» **GIVEN REQUEST**
Where a line in the listing contains the string "προσκυνώ", copy that line out.

───── PROVIDED MATERIAL

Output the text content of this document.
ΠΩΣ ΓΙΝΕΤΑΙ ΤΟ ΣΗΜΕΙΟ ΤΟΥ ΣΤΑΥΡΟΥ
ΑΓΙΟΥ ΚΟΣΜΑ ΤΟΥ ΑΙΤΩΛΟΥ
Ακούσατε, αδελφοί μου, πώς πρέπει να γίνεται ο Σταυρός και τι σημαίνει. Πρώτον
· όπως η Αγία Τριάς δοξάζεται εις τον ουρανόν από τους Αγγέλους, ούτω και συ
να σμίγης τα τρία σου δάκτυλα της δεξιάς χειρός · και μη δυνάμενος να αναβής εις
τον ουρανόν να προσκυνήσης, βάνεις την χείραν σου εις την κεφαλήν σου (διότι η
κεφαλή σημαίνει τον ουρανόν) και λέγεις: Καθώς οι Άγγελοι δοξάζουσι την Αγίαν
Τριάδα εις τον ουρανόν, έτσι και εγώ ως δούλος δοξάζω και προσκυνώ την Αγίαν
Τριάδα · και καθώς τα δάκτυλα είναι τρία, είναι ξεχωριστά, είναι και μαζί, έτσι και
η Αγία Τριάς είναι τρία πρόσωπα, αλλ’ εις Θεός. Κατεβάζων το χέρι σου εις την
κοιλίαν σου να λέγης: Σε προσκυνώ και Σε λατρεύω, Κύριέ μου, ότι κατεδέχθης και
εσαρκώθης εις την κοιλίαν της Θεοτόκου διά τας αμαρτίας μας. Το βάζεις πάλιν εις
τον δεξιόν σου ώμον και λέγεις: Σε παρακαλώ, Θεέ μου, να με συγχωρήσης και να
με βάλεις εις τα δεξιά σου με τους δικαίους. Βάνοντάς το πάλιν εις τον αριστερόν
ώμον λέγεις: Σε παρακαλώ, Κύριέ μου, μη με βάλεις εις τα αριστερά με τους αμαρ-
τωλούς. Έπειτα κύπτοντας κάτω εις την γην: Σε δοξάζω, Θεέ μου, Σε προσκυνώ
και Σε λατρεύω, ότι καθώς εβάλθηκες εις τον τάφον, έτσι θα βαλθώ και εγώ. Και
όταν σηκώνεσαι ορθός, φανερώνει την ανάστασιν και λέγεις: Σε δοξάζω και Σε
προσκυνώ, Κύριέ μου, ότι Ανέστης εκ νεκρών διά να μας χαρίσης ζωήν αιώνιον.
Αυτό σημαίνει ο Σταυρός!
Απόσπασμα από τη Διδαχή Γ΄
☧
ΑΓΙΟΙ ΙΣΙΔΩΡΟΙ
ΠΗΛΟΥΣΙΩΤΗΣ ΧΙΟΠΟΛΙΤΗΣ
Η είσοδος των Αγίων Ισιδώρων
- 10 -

──────────

» **CORRECT RESPONSE**
Τριάδα εις τον ουρανόν, έτσι και εγώ ως δούλος δοξάζω και προσκυνώ την Αγίαν
κοιλίαν σου να λέγης: Σε προσκυνώ και Σε λατρεύω, Κύριέ μου, ότι κατεδέχθης και
τωλούς. Έπειτα κύπτοντας κάτω εις την γην: Σε δοξάζω, Θεέ μου, Σε προσκυνώ
προσκυνώ, Κύριέ μου, ότι Ανέστης εκ νεκρών διά να μας χαρίσης ζωήν αιώνιον.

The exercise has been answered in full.